DATA FOR PROCESSING:

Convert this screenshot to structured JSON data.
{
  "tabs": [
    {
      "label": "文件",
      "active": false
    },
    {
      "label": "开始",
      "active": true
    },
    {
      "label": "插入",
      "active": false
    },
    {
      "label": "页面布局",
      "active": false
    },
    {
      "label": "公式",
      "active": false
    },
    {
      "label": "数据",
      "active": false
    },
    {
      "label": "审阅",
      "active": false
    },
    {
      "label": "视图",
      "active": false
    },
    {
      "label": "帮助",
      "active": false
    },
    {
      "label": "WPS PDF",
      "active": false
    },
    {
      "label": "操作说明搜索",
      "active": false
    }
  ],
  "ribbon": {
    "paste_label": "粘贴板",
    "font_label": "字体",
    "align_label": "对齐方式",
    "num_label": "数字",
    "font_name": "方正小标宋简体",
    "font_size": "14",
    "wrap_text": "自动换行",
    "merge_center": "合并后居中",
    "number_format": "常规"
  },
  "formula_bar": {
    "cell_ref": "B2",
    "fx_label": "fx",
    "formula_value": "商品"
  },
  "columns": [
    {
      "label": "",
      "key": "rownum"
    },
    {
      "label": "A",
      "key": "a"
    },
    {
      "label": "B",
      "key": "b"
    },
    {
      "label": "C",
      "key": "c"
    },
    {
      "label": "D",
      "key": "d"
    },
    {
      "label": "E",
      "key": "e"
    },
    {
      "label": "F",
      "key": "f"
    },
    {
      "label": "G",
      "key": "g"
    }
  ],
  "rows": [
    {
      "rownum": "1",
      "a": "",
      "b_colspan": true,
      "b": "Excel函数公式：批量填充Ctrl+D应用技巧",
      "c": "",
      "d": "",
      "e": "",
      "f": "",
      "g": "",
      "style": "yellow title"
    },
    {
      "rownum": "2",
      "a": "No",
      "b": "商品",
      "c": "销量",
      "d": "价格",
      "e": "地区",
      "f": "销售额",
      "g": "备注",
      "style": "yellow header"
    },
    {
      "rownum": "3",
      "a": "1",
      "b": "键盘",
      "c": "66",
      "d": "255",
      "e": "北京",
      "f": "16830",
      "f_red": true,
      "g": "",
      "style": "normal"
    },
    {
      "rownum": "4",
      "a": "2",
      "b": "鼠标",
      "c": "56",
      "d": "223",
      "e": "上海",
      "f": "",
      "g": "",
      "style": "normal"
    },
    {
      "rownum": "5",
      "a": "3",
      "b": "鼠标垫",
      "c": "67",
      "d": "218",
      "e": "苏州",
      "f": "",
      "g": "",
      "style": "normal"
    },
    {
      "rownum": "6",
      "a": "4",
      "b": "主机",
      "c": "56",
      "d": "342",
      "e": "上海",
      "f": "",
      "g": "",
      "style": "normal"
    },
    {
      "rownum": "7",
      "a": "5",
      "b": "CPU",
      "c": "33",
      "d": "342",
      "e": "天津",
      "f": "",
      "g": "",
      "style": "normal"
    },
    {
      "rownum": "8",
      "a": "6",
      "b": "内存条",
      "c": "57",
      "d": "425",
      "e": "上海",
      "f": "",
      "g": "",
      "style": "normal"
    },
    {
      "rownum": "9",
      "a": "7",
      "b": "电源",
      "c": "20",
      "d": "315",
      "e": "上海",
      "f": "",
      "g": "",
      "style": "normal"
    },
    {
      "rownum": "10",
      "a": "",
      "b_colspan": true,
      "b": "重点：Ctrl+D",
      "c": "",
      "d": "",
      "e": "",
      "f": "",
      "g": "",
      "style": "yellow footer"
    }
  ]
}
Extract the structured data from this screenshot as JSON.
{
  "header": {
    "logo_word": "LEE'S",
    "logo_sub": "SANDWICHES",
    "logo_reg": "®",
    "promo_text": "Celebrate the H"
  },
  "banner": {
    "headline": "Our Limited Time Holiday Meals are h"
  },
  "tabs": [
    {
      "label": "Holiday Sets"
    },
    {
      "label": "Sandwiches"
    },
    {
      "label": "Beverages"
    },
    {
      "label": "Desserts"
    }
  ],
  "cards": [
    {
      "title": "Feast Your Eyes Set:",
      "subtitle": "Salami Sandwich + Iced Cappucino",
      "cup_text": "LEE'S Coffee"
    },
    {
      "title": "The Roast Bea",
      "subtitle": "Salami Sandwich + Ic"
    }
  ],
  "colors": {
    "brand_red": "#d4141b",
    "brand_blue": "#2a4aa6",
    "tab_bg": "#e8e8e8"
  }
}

EXERCISE DETAILS: State how many lines of the records above contain the word "JSON", giving only that number.

CORRECT RESPONSE: 2